SHORT TASK
Going through the material below, please gather all lines with the word "relative" in them.

(A run of records)
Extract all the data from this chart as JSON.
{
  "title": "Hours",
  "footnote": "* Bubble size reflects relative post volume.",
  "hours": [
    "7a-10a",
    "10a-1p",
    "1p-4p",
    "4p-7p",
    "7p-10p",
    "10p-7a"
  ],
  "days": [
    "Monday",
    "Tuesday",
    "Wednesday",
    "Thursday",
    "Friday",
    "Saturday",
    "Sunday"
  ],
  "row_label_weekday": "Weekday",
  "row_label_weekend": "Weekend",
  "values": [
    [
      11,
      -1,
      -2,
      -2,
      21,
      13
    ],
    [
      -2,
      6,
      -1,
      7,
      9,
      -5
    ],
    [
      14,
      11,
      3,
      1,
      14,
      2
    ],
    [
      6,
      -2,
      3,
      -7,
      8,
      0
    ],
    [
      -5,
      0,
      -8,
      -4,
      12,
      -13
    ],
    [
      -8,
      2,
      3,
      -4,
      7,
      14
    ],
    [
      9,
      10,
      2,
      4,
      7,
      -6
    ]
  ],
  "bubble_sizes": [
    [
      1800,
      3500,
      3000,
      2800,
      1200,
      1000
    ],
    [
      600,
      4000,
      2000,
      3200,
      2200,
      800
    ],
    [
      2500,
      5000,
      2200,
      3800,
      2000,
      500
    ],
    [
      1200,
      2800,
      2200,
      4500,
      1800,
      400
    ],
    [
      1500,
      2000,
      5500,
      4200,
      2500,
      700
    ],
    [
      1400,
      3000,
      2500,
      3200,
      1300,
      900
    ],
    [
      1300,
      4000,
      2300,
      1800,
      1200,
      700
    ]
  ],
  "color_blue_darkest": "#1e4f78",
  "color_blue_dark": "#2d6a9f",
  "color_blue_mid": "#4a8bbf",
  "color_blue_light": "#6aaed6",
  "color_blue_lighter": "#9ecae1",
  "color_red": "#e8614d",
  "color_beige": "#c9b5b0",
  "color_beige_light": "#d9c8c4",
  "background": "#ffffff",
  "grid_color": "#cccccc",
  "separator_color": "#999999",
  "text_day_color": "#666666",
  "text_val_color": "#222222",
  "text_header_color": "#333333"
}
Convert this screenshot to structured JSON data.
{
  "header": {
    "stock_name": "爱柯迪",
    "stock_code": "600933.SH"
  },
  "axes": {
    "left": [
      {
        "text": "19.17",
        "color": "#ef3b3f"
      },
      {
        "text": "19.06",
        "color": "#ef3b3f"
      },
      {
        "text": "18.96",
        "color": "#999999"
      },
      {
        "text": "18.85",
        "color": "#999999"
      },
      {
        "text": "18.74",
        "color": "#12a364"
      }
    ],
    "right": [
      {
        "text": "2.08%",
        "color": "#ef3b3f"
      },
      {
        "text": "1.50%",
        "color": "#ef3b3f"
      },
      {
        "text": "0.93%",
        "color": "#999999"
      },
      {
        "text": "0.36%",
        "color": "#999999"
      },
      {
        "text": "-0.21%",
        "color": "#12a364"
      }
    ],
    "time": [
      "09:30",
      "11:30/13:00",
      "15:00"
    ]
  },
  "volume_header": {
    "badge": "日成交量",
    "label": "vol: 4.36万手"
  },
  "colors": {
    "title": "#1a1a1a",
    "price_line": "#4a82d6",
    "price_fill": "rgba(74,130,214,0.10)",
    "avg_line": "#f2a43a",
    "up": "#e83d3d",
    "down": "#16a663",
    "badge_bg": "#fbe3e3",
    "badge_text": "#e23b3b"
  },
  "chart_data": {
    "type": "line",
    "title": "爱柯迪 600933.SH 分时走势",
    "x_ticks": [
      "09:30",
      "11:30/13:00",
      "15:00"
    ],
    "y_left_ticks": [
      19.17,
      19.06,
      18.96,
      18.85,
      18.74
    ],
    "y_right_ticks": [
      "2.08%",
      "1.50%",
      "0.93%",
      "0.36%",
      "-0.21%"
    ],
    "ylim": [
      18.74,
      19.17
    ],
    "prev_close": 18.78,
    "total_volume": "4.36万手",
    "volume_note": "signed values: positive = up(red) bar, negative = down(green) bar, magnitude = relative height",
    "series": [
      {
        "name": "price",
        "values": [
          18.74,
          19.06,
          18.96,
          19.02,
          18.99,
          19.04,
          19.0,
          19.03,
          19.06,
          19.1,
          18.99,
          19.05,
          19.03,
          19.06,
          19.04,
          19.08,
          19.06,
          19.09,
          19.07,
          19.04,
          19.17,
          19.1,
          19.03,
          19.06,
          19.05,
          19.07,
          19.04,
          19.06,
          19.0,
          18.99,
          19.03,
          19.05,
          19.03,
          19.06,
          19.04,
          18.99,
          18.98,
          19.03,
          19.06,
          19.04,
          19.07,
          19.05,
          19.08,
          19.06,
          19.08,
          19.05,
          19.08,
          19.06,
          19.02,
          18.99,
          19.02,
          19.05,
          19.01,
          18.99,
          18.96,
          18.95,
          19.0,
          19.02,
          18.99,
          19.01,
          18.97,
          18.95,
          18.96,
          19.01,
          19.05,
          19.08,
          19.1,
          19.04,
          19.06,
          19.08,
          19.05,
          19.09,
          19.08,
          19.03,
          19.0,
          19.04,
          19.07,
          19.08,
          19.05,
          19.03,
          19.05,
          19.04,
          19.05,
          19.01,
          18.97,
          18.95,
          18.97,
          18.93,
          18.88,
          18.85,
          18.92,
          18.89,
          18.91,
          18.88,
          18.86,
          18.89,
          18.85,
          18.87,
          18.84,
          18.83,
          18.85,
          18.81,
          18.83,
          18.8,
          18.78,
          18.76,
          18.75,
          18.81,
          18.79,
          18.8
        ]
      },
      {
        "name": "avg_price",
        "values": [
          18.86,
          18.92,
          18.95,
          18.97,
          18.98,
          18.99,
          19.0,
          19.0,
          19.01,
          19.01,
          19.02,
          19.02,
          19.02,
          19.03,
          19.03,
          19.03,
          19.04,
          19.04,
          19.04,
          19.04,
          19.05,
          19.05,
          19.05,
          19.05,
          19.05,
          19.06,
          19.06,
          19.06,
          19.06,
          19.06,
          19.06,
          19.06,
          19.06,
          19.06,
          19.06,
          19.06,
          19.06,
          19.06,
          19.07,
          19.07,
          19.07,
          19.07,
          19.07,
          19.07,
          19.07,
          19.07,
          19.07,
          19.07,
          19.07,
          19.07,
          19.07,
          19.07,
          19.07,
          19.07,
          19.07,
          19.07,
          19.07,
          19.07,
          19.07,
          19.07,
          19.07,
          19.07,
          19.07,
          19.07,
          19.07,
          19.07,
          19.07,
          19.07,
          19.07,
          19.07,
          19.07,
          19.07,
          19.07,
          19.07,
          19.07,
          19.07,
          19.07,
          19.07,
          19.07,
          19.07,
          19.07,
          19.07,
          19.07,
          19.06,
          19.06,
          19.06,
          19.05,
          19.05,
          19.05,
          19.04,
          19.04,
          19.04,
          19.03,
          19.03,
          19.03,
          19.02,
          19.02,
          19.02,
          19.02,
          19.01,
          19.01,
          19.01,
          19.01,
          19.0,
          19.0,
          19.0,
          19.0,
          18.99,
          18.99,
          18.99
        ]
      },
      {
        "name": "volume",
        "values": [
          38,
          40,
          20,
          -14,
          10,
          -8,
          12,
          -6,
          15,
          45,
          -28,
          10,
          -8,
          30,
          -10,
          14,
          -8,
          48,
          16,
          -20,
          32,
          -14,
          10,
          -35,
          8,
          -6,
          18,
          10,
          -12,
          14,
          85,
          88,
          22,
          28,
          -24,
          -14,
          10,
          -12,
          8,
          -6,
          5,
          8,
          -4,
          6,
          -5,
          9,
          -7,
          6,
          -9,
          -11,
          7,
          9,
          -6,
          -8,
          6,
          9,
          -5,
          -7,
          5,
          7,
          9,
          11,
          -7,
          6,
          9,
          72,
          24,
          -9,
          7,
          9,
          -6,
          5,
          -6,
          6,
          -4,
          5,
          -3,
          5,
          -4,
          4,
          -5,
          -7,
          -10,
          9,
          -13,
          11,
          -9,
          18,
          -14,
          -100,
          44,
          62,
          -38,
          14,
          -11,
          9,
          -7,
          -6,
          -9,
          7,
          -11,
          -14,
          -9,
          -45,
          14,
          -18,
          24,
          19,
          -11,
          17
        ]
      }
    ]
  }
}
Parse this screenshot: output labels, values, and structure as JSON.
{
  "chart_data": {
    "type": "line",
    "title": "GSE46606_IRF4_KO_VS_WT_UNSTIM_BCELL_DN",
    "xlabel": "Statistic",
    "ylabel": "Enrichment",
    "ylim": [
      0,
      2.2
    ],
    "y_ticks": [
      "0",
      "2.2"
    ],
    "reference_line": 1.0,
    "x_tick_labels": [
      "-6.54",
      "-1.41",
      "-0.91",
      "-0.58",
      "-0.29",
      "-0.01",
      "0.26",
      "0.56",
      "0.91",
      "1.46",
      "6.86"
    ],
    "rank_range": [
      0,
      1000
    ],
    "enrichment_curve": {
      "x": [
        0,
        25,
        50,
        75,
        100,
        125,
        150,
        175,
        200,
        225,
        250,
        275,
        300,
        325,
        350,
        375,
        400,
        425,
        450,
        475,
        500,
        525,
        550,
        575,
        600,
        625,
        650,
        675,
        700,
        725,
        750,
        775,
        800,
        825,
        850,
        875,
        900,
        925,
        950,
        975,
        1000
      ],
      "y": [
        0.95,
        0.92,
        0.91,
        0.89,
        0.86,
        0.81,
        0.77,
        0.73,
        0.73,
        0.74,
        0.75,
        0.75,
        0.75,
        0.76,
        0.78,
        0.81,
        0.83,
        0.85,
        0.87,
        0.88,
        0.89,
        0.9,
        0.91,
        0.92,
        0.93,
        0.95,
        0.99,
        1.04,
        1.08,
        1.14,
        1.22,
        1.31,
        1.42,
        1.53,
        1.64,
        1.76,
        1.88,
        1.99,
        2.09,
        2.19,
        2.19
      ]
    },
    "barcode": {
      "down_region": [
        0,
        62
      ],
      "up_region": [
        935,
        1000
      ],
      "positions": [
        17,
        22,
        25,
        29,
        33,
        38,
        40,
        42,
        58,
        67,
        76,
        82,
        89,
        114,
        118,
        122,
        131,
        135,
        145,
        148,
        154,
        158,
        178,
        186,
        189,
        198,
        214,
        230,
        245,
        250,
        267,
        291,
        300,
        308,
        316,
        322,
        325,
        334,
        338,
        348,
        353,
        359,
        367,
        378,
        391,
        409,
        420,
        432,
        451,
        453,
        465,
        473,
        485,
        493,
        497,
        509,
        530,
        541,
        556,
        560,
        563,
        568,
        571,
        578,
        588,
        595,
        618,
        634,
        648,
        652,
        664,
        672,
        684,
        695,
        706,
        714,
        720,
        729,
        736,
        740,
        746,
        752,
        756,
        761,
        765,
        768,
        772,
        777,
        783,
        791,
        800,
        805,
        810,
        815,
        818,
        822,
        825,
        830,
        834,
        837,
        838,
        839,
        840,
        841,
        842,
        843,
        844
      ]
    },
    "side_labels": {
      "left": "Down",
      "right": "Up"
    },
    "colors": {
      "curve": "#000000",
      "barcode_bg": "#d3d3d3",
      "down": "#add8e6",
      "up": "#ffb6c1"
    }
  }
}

REPLY
  "footnote": "* Bubble size reflects relative post volume.",
    "volume_note": "signed values: positive = up(red) bar, negative = down(green) bar, magnitude = relative height",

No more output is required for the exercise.